**AIM**.
Retype all of the listing exactly, passing over any picture you find.

**RECORDS FOR THIS EXERCISE**.

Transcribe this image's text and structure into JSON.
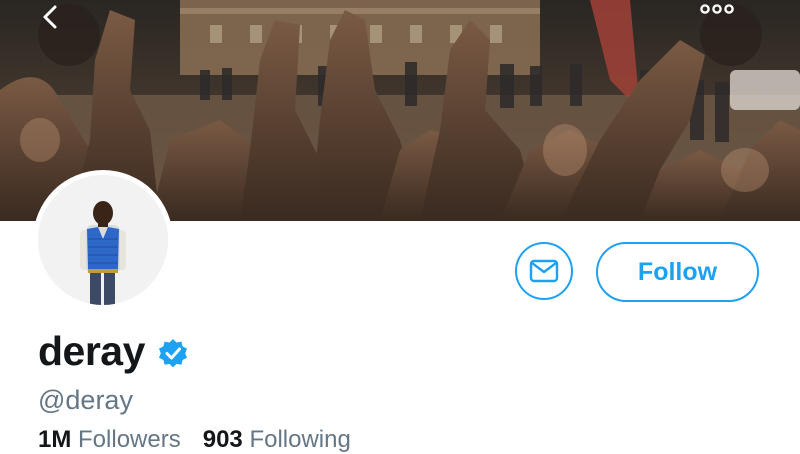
{
  "profile": {
    "display_name": "deray",
    "handle": "@deray",
    "verified": true,
    "avatar_alt": "profile photo"
  },
  "stats": {
    "followers_count": "1M",
    "followers_label": "Followers",
    "following_count": "903",
    "following_label": "Following"
  },
  "actions": {
    "follow_label": "Follow",
    "message_icon": "mail-icon",
    "back_icon": "chevron-left-icon",
    "more_icon": "more-horizontal-icon"
  },
  "colors": {
    "accent": "#1da1f2",
    "text_primary": "#14171a",
    "text_secondary": "#657786"
  }
}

**RESPONSE TO THIS EXERCISE**.
Transcribe this image's text and structure into JSON.
{
  "profile": {
    "display_name": "deray",
    "handle": "@deray",
    "verified": true,
    "avatar_alt": "profile photo"
  },
  "stats": {
    "followers_count": "1M",
    "followers_label": "Followers",
    "following_count": "903",
    "following_label": "Following"
  },
  "actions": {
    "follow_label": "Follow",
    "message_icon": "mail-icon",
    "back_icon": "chevron-left-icon",
    "more_icon": "more-horizontal-icon"
  },
  "colors": {
    "accent": "#1da1f2",
    "text_primary": "#14171a",
    "text_secondary": "#657786"
  }
}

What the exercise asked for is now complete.